------ Extracted records

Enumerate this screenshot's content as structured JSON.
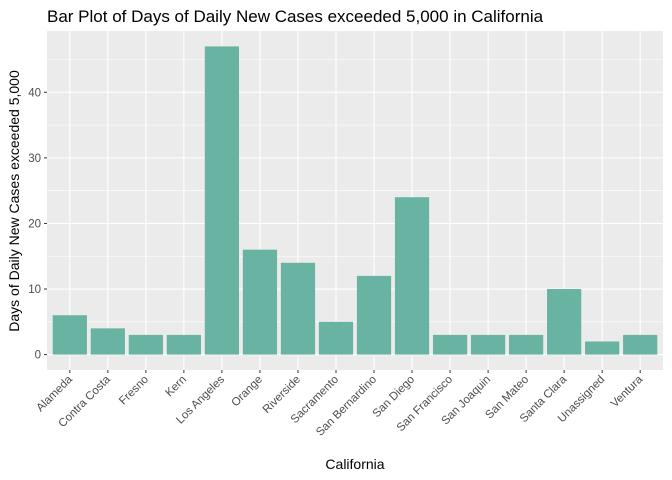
{
  "chart_data": {
    "type": "bar",
    "title": "Bar Plot of Days of Daily New Cases exceeded 5,000 in California",
    "xlabel": "California",
    "ylabel": "Days of Daily New Cases exceeded 5,000",
    "categories": [
      "Alameda",
      "Contra Costa",
      "Fresno",
      "Kern",
      "Los Angeles",
      "Orange",
      "Riverside",
      "Sacramento",
      "San Bernardino",
      "San Diego",
      "San Francisco",
      "San Joaquin",
      "San Mateo",
      "Santa Clara",
      "Unassigned",
      "Ventura"
    ],
    "values": [
      6,
      4,
      3,
      3,
      47,
      16,
      14,
      5,
      12,
      24,
      3,
      3,
      3,
      10,
      2,
      3
    ],
    "yticks": [
      0,
      10,
      20,
      30,
      40
    ],
    "ylim": [
      -2.35,
      49.35
    ],
    "grid": true,
    "legend": "none",
    "colors": {
      "bar": "#69b3a2",
      "panel": "#ebebeb",
      "grid": "#ffffff"
    }
  }
}
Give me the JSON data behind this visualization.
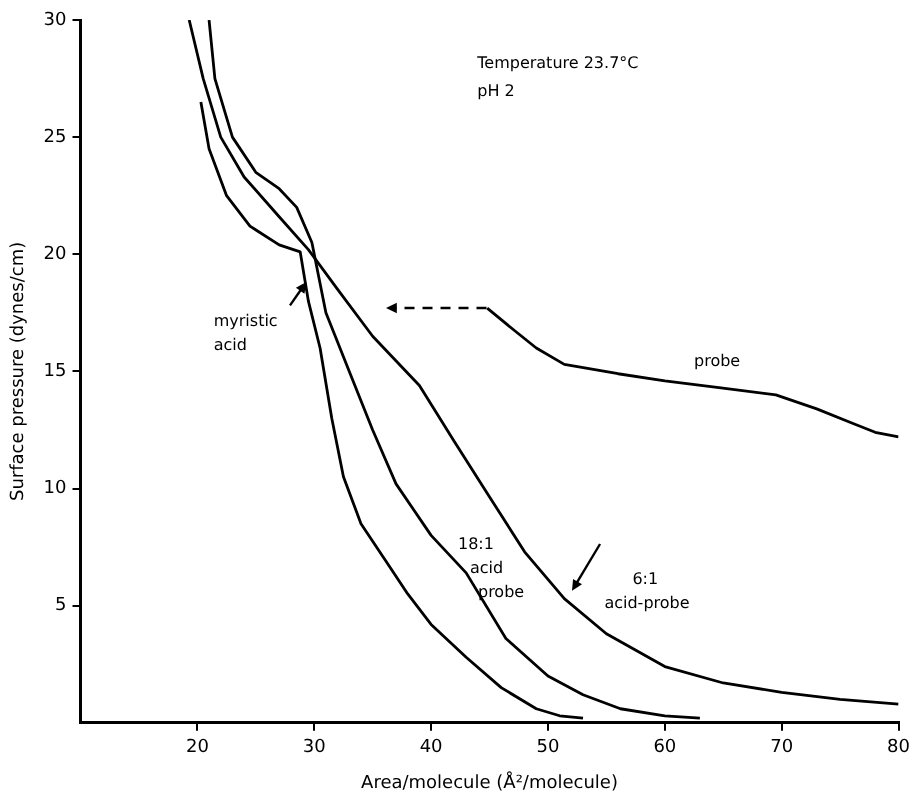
{
  "chart_data": {
    "type": "line",
    "xlabel": "Area/molecule (Å²/molecule)",
    "ylabel": "Surface pressure (dynes/cm)",
    "annotations": [
      "Temperature 23.7°C",
      "pH 2"
    ],
    "xlim": [
      10,
      80
    ],
    "xticks": [
      20,
      30,
      40,
      50,
      60,
      70,
      80
    ],
    "ylim": [
      0,
      30
    ],
    "yticks": [
      5,
      10,
      15,
      20,
      25,
      30
    ],
    "grid": false,
    "legend": false,
    "marker": "none",
    "line_style": "solid",
    "series": [
      {
        "name": "myristic acid",
        "color": "#000000",
        "x": [
          20.3,
          21,
          22.5,
          24.5,
          27,
          28.8,
          29.5,
          30.5,
          31.5,
          32.5,
          34,
          36,
          38,
          40,
          43,
          46,
          49,
          51,
          53
        ],
        "values": [
          26.5,
          24.5,
          22.5,
          21.2,
          20.4,
          20.1,
          18,
          16,
          13,
          10.5,
          8.5,
          7,
          5.5,
          4.2,
          2.8,
          1.5,
          0.6,
          0.3,
          0.2
        ]
      },
      {
        "name": "18:1 acid probe",
        "color": "#000000",
        "x": [
          21,
          21.5,
          23,
          25,
          27,
          28.5,
          29.8,
          31,
          33,
          35,
          37,
          40,
          43,
          46.4,
          50,
          53,
          56.2,
          60,
          63
        ],
        "values": [
          30,
          27.5,
          25,
          23.5,
          22.8,
          22,
          20.5,
          17.5,
          15,
          12.5,
          10.2,
          8,
          6.4,
          3.6,
          2,
          1.2,
          0.6,
          0.3,
          0.2
        ]
      },
      {
        "name": "6:1 acid-probe",
        "color": "#000000",
        "x": [
          19.3,
          20.5,
          22,
          24,
          27,
          29.5,
          32,
          35,
          39,
          42,
          44.8,
          48,
          51.4,
          55,
          60,
          65,
          70,
          75,
          80
        ],
        "values": [
          30,
          27.5,
          25,
          23.3,
          21.6,
          20.2,
          18.5,
          16.5,
          14.4,
          12,
          9.8,
          7.3,
          5.3,
          3.8,
          2.4,
          1.7,
          1.3,
          1,
          0.8
        ]
      },
      {
        "name": "probe",
        "color": "#000000",
        "x": [
          44.8,
          47,
          49,
          51.4,
          56,
          60,
          64.8,
          69.5,
          73,
          76,
          78,
          80
        ],
        "values": [
          17.7,
          16.8,
          16,
          15.3,
          14.9,
          14.6,
          14.3,
          14,
          13.4,
          12.8,
          12.4,
          12.2
        ]
      }
    ]
  }
}
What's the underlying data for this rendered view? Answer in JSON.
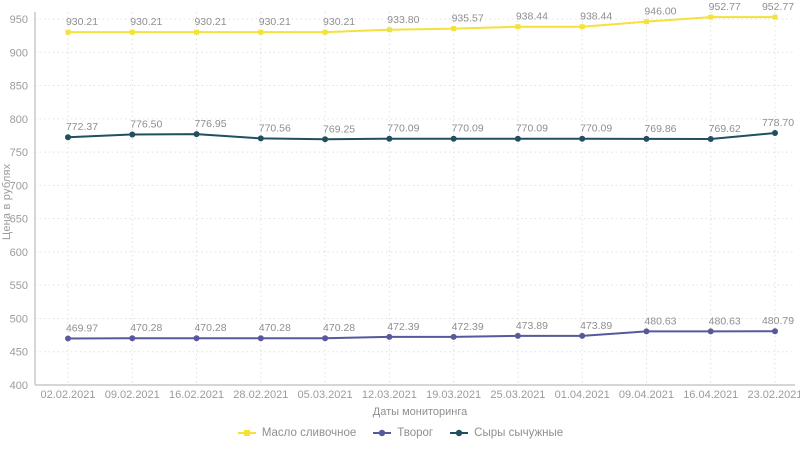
{
  "chart_data": {
    "type": "line",
    "title": "",
    "xlabel": "Даты мониторинга",
    "ylabel": "Цена в рублях",
    "ylim": [
      400,
      950
    ],
    "ytick_step": 50,
    "grid": true,
    "legend_position": "bottom",
    "categories": [
      "02.02.2021",
      "09.02.2021",
      "16.02.2021",
      "28.02.2021",
      "05.03.2021",
      "12.03.2021",
      "19.03.2021",
      "25.03.2021",
      "01.04.2021",
      "09.04.2021",
      "16.04.2021",
      "23.02.2021"
    ],
    "series": [
      {
        "name": "Масло сливочное",
        "color": "#f4e13c",
        "marker": "square",
        "values": [
          930.21,
          930.21,
          930.21,
          930.21,
          930.21,
          933.8,
          935.57,
          938.44,
          938.44,
          946.0,
          952.77,
          952.77
        ]
      },
      {
        "name": "Творог",
        "color": "#565a9b",
        "marker": "circle",
        "values": [
          469.97,
          470.28,
          470.28,
          470.28,
          470.28,
          472.39,
          472.39,
          473.89,
          473.89,
          480.63,
          480.63,
          480.79
        ]
      },
      {
        "name": "Сыры сычужные",
        "color": "#214f5e",
        "marker": "circle",
        "values": [
          772.37,
          776.5,
          776.95,
          770.56,
          769.25,
          770.09,
          770.09,
          770.09,
          770.09,
          769.86,
          769.62,
          778.7
        ]
      }
    ],
    "colors": {
      "data_label": "#8f8f8f",
      "tick_label": "#9b9b9b",
      "axis_line": "#c9c9c9",
      "grid_line": "#e0e0e0"
    }
  }
}
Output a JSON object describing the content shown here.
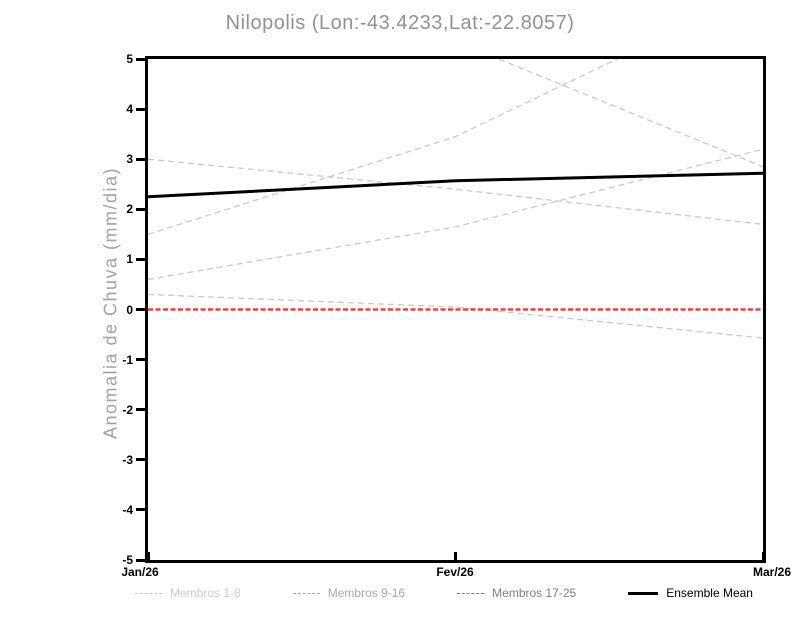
{
  "chart_data": {
    "type": "line",
    "title": "Nilopolis (Lon:-43.4233,Lat:-22.8057)",
    "ylabel": "Anomalia de Chuva (mm/dia)",
    "ylim": [
      -5,
      5
    ],
    "yticks": [
      "5",
      "4",
      "3",
      "2",
      "1",
      "0",
      "-1",
      "-2",
      "-3",
      "-4",
      "-5"
    ],
    "xticks": [
      "Jan/26",
      "Fev/26",
      "Mar/26"
    ],
    "grid": false,
    "series": [
      {
        "name": "ensemble-member-line",
        "group": "membros",
        "color": "#c9c9c9",
        "style": "dashed",
        "width": 1.3,
        "values": [
          3.0,
          2.4,
          1.7
        ]
      },
      {
        "name": "ensemble-member-line",
        "group": "membros",
        "color": "#c9c9c9",
        "style": "dashed",
        "width": 1.3,
        "values": [
          1.5,
          3.45,
          6.4
        ]
      },
      {
        "name": "ensemble-member-line",
        "group": "membros",
        "color": "#c9c9c9",
        "style": "dashed",
        "width": 1.3,
        "values": [
          6.5,
          5.35,
          2.85
        ]
      },
      {
        "name": "ensemble-member-line",
        "group": "membros",
        "color": "#c9c9c9",
        "style": "dashed",
        "width": 1.3,
        "values": [
          0.6,
          1.65,
          3.2
        ]
      },
      {
        "name": "ensemble-member-line",
        "group": "membros",
        "color": "#c9c9c9",
        "style": "dashed",
        "width": 1.3,
        "values": [
          0.3,
          0.05,
          -0.57
        ]
      },
      {
        "name": "zero-reference-line",
        "group": "reference",
        "color": "#fa3c3c",
        "style": "dashed",
        "width": 2.6,
        "values": [
          0,
          0,
          0
        ]
      },
      {
        "name": "ensemble-mean-line",
        "group": "mean",
        "color": "#000000",
        "style": "solid",
        "width": 3,
        "values": [
          2.25,
          2.57,
          2.72
        ]
      }
    ],
    "legend": {
      "position": "bottom",
      "items": [
        {
          "label": "Membros 1-8",
          "color": "#cbcbcb",
          "style": "dashed"
        },
        {
          "label": "Membros 9-16",
          "color": "#a9a9a9",
          "style": "dashed"
        },
        {
          "label": "Membros 17-25",
          "color": "#7e7e7e",
          "style": "dashed"
        },
        {
          "label": "Ensemble Mean",
          "color": "#000000",
          "style": "solid"
        }
      ]
    }
  }
}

------------

=== Given instruction ===
Restate the entire listing word for word, excluding pictures.

=== Output ===
Enumerate this screenshot's content as structured JSON.
{
  "chart_data": {
    "type": "bar",
    "title": "Bar Plot of Days of Daily New Cases exceeded 5,000 in California",
    "xlabel": "California",
    "ylabel": "Days of Daily New Cases exceeded 5,000",
    "categories": [
      "Alameda",
      "Contra Costa",
      "Fresno",
      "Kern",
      "Los Angeles",
      "Orange",
      "Riverside",
      "Sacramento",
      "San Bernardino",
      "San Diego",
      "San Francisco",
      "San Joaquin",
      "San Mateo",
      "Santa Clara",
      "Unassigned",
      "Ventura"
    ],
    "values": [
      6,
      4,
      3,
      3,
      47,
      16,
      14,
      5,
      12,
      24,
      3,
      3,
      3,
      10,
      2,
      3
    ],
    "yticks": [
      0,
      10,
      20,
      30,
      40
    ],
    "ylim": [
      -2.35,
      49.35
    ],
    "grid": true,
    "legend": "none",
    "colors": {
      "bar": "#69b3a2",
      "panel": "#ebebeb",
      "grid": "#ffffff"
    }
  }
}
Give me the JSON data behind this visualization.
{
  "chart_data": {
    "type": "line",
    "xlabel": "Area/molecule (Å²/molecule)",
    "ylabel": "Surface pressure (dynes/cm)",
    "annotations": [
      "Temperature 23.7°C",
      "pH 2"
    ],
    "xlim": [
      10,
      80
    ],
    "xticks": [
      20,
      30,
      40,
      50,
      60,
      70,
      80
    ],
    "ylim": [
      0,
      30
    ],
    "yticks": [
      5,
      10,
      15,
      20,
      25,
      30
    ],
    "grid": false,
    "legend": false,
    "marker": "none",
    "line_style": "solid",
    "series": [
      {
        "name": "myristic acid",
        "color": "#000000",
        "x": [
          20.3,
          21,
          22.5,
          24.5,
          27,
          28.8,
          29.5,
          30.5,
          31.5,
          32.5,
          34,
          36,
          38,
          40,
          43,
          46,
          49,
          51,
          53
        ],
        "values": [
          26.5,
          24.5,
          22.5,
          21.2,
          20.4,
          20.1,
          18,
          16,
          13,
          10.5,
          8.5,
          7,
          5.5,
          4.2,
          2.8,
          1.5,
          0.6,
          0.3,
          0.2
        ]
      },
      {
        "name": "18:1 acid probe",
        "color": "#000000",
        "x": [
          21,
          21.5,
          23,
          25,
          27,
          28.5,
          29.8,
          31,
          33,
          35,
          37,
          40,
          43,
          46.4,
          50,
          53,
          56.2,
          60,
          63
        ],
        "values": [
          30,
          27.5,
          25,
          23.5,
          22.8,
          22,
          20.5,
          17.5,
          15,
          12.5,
          10.2,
          8,
          6.4,
          3.6,
          2,
          1.2,
          0.6,
          0.3,
          0.2
        ]
      },
      {
        "name": "6:1 acid-probe",
        "color": "#000000",
        "x": [
          19.3,
          20.5,
          22,
          24,
          27,
          29.5,
          32,
          35,
          39,
          42,
          44.8,
          48,
          51.4,
          55,
          60,
          65,
          70,
          75,
          80
        ],
        "values": [
          30,
          27.5,
          25,
          23.3,
          21.6,
          20.2,
          18.5,
          16.5,
          14.4,
          12,
          9.8,
          7.3,
          5.3,
          3.8,
          2.4,
          1.7,
          1.3,
          1,
          0.8
        ]
      },
      {
        "name": "probe",
        "color": "#000000",
        "x": [
          44.8,
          47,
          49,
          51.4,
          56,
          60,
          64.8,
          69.5,
          73,
          76,
          78,
          80
        ],
        "values": [
          17.7,
          16.8,
          16,
          15.3,
          14.9,
          14.6,
          14.3,
          14,
          13.4,
          12.8,
          12.4,
          12.2
        ]
      }
    ]
  }
}
What's the underlying data for this rendered view? Answer in JSON.
{
  "chart_data": {
    "type": "line",
    "title": "",
    "xlabel": "Даты мониторинга",
    "ylabel": "Цена в рублях",
    "ylim": [
      400,
      950
    ],
    "ytick_step": 50,
    "grid": true,
    "legend_position": "bottom",
    "categories": [
      "02.02.2021",
      "09.02.2021",
      "16.02.2021",
      "28.02.2021",
      "05.03.2021",
      "12.03.2021",
      "19.03.2021",
      "25.03.2021",
      "01.04.2021",
      "09.04.2021",
      "16.04.2021",
      "23.02.2021"
    ],
    "series": [
      {
        "name": "Масло сливочное",
        "color": "#f4e13c",
        "marker": "square",
        "values": [
          930.21,
          930.21,
          930.21,
          930.21,
          930.21,
          933.8,
          935.57,
          938.44,
          938.44,
          946.0,
          952.77,
          952.77
        ]
      },
      {
        "name": "Творог",
        "color": "#565a9b",
        "marker": "circle",
        "values": [
          469.97,
          470.28,
          470.28,
          470.28,
          470.28,
          472.39,
          472.39,
          473.89,
          473.89,
          480.63,
          480.63,
          480.79
        ]
      },
      {
        "name": "Сыры сычужные",
        "color": "#214f5e",
        "marker": "circle",
        "values": [
          772.37,
          776.5,
          776.95,
          770.56,
          769.25,
          770.09,
          770.09,
          770.09,
          770.09,
          769.86,
          769.62,
          778.7
        ]
      }
    ],
    "colors": {
      "data_label": "#8f8f8f",
      "tick_label": "#9b9b9b",
      "axis_line": "#c9c9c9",
      "grid_line": "#e0e0e0"
    }
  }
}
Output a JSON object describing the content shown here.
{
  "chart_data": {
    "type": "line",
    "title": "Nilopolis (Lon:-43.4233,Lat:-22.8057)",
    "ylabel": "Anomalia de Chuva (mm/dia)",
    "ylim": [
      -5,
      5
    ],
    "yticks": [
      "5",
      "4",
      "3",
      "2",
      "1",
      "0",
      "-1",
      "-2",
      "-3",
      "-4",
      "-5"
    ],
    "xticks": [
      "Jan/26",
      "Fev/26",
      "Mar/26"
    ],
    "grid": false,
    "series": [
      {
        "name": "ensemble-member-line",
        "group": "membros",
        "color": "#c9c9c9",
        "style": "dashed",
        "width": 1.3,
        "values": [
          3.0,
          2.4,
          1.7
        ]
      },
      {
        "name": "ensemble-member-line",
        "group": "membros",
        "color": "#c9c9c9",
        "style": "dashed",
        "width": 1.3,
        "values": [
          1.5,
          3.45,
          6.4
        ]
      },
      {
        "name": "ensemble-member-line",
        "group": "membros",
        "color": "#c9c9c9",
        "style": "dashed",
        "width": 1.3,
        "values": [
          6.5,
          5.35,
          2.85
        ]
      },
      {
        "name": "ensemble-member-line",
        "group": "membros",
        "color": "#c9c9c9",
        "style": "dashed",
        "width": 1.3,
        "values": [
          0.6,
          1.65,
          3.2
        ]
      },
      {
        "name": "ensemble-member-line",
        "group": "membros",
        "color": "#c9c9c9",
        "style": "dashed",
        "width": 1.3,
        "values": [
          0.3,
          0.05,
          -0.57
        ]
      },
      {
        "name": "zero-reference-line",
        "group": "reference",
        "color": "#fa3c3c",
        "style": "dashed",
        "width": 2.6,
        "values": [
          0,
          0,
          0
        ]
      },
      {
        "name": "ensemble-mean-line",
        "group": "mean",
        "color": "#000000",
        "style": "solid",
        "width": 3,
        "values": [
          2.25,
          2.57,
          2.72
        ]
      }
    ],
    "legend": {
      "position": "bottom",
      "items": [
        {
          "label": "Membros 1-8",
          "color": "#cbcbcb",
          "style": "dashed"
        },
        {
          "label": "Membros 9-16",
          "color": "#a9a9a9",
          "style": "dashed"
        },
        {
          "label": "Membros 17-25",
          "color": "#7e7e7e",
          "style": "dashed"
        },
        {
          "label": "Ensemble Mean",
          "color": "#000000",
          "style": "solid"
        }
      ]
    }
  }
}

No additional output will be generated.